WHAT YOU NEED TO DO:
Locate each line holding the string "Hypervisor" and copy it.

LISTED RECORDS:
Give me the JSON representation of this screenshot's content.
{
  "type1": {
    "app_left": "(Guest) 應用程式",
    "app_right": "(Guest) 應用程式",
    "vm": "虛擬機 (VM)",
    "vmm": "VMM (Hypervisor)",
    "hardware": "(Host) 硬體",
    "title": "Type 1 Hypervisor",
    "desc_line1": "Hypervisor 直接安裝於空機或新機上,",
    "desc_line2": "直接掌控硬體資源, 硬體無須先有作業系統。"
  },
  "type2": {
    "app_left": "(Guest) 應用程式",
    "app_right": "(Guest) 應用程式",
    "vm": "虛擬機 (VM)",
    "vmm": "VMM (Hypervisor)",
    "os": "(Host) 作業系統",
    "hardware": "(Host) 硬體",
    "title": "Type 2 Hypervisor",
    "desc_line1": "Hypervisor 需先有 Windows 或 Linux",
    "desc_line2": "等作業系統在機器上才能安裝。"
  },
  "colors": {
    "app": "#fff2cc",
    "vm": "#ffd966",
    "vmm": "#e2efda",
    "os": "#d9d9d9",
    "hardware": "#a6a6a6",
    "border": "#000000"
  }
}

TASK RESULT:
    "vmm": "VMM (Hypervisor)",
    "title": "Type 1 Hypervisor",
    "desc_line1": "Hypervisor 直接安裝於空機或新機上,",
    "vmm": "VMM (Hypervisor)",
    "title": "Type 2 Hypervisor",
    "desc_line1": "Hypervisor 需先有 Windows 或 Linux",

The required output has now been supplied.